* Text extract
## start

BERLIN —                  When the Obama administration begins arming Syrian rebels through the CIA, something news reports say will happen within the next month, it probably it will be acting without help from its European allies.

Despite the end of the European Union’s embargo on supplying weapons to the rebels, which expired May 30, experts see little will or appetite among European nations for adding more weapons to the bloody Syrian civil war. Not even the British, who were pressing just weeks ago for arming the rebels, are likely to do so.

In part, that sentiment is based on a deep concern that not enough is known about the groups that make up the rebel forces. In particular, the prominence of the Nusra Front, with strong ties to al Qaida and the al Qaida-affiliated Islamic State of Iraq, raises concerns that any weapons sent into that conflict might be used eventually against international troops or interests, either in Syria or elsewhere.

“There is a sense of guilt in Europe at seeing the Russians and Iranians continue to supply the regime,” said Dominique Moisi, a security expert at the French Institute of International Relations in Paris. “But there is no enthusiasm for getting involved.”

The vast majority of European nations strongly supported keeping the arms embargo in effect. But because EU decisions must be unanimous, the refusal of Britain and France to renew it meant it was allowed to expire. That may say more about the notion of a single European foreign policy than it does about sentiment to arm the rebels.

Experts think Britain and France were motivated by the hope that the threat of sending weapons would pressure Syrian President Bashar Assad’s regime to slow its attacks on the rebels and would dissuade Russia and Iran from continuing to arm the regime. But there’s no belief that France or Britain will provide the arms.

“Those who are against sending weapons are passionately against it. Those in favor are timidly in favor of sending weapons,” Moisi said.

Patrick Keller, a security expert at Berlin’s Konrad Adenauer Stiftung, a foreign policy research center, said, “The EU as a foreign policy actor is weakened. But the way the embargo ended makes sense. Only Britain and France among members feel a global responsibility.”

The general notion in Europe is that if the so-called Big 3 – France, Germany and the United Kingdom – agree on a policy direction, they have the ability to get other nations to fall in line. In this case, Germany was strongly against the expiration of the embargo and it remains opposed to any arms sales in the region.

German Chancellor Angela Merkel has announced that Germany won’t be arming anyone involved in the conflict. The Austrians, Belgians, Greeks and Irish have made similar statements.

Keller noted that France and Britain can operate unilaterally. “There really isn’t anything stopping them,” except “they’ve shown no public desire” to do so.

“There really isn’t a European security policy to speak of,” Keller said. “It’s all unilateral.”

David Butter, a security expert at London’s Chatham House research center, said that while Britain and France had issued statements backing up the assertion that Assad’s force had used chemical weapons – the rationale for the Obama administration’s arming of the rebels – the government of neither country had shown the will to get more involved.

“Before any weapons were actually shipped to the rebels, the government would have to get a vote through Parliament,” he said. “There are no signs of that happening.”

## end

* Element boundary data

## start

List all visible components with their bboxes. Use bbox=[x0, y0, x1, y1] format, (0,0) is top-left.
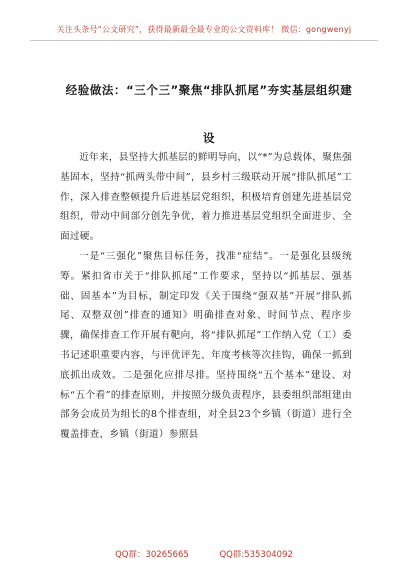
header-banner: 关注头条号“公文研究”，获得最新最全最专业的公文资料库！ 微信：gongwenyj bbox=[56, 25, 352, 34]
footer-qq-group-1: QQ群：30265665 bbox=[115, 550, 189, 560]
footer-contacts bbox=[0, 548, 408, 560]
footer-qq-group-2: QQ群:535304092 bbox=[219, 550, 293, 560]
document-body bbox=[60, 148, 352, 445]
paragraph: 近年来，县坚持大抓基层的鲜明导向，以“*”为总载体，聚焦强基固本，坚持“抓两头带中间”，县乡村三级联动开展“排队抓尾”工作，深入排查整顿提升后进基层党组织，积极培育创建先进基层党组织，带动中间部分创先争优，着力推进基层党组织全面进步、全面过硬。 bbox=[60, 152, 352, 243]
document-title: 经验做法：“三个三”聚焦“排队抓尾”夯实基层组织建设 bbox=[65, 83, 353, 145]
header-divider bbox=[30, 40, 378, 41]
paragraph: 一是“三强化”聚焦目标任务，找准“症结”。一是强化县级统筹。紧扣省市关于“排队抓尾”工作要求，坚持以“抓基层、强基础、固基本”为目标，制定印发《关于围绕“强双基”开展“排队抓尾、双整双创”排查的通知》明确排查对象、时间节点、程序步骤，确保排查工作开展有靶向，将“排队抓尾”工作纳入党（工）委书记述职重要内容，与评优评先、年度考核等次挂钩，确保一抓到底抓出成效。二是强化应排尽排。坚持围绕“五个基本”建设、对标“五个看”的排查原则，并按照分级负责程序，县委组织部组建由部务会成员为组长的8个排查组，对全县23个乡镇（街道）进行全覆盖排查，乡镇（街道）参照县 bbox=[60, 250, 352, 441]
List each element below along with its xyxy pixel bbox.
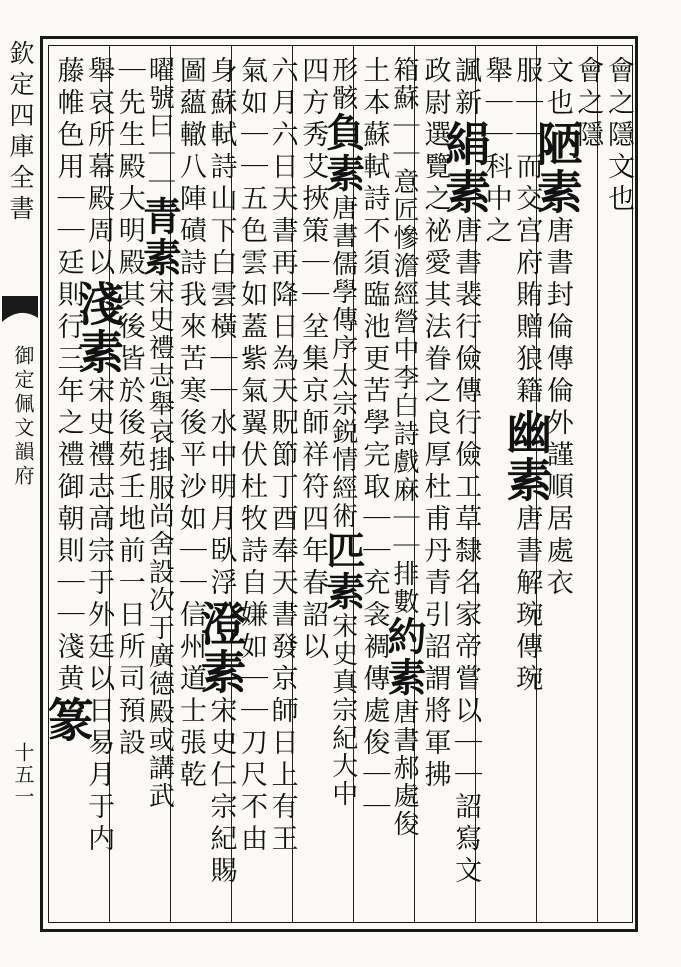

## end

* Problem details
In the article about European reluctance to arm Syrian rebels, list each security expert it names, along with the research organization it links to that person.

* Reply
- Dominique Moisi: French Institute of International Relations in Paris
- Patrick Keller: Konrad Adenauer Stiftung in Berlin
- David Butter: Chatham House research center in London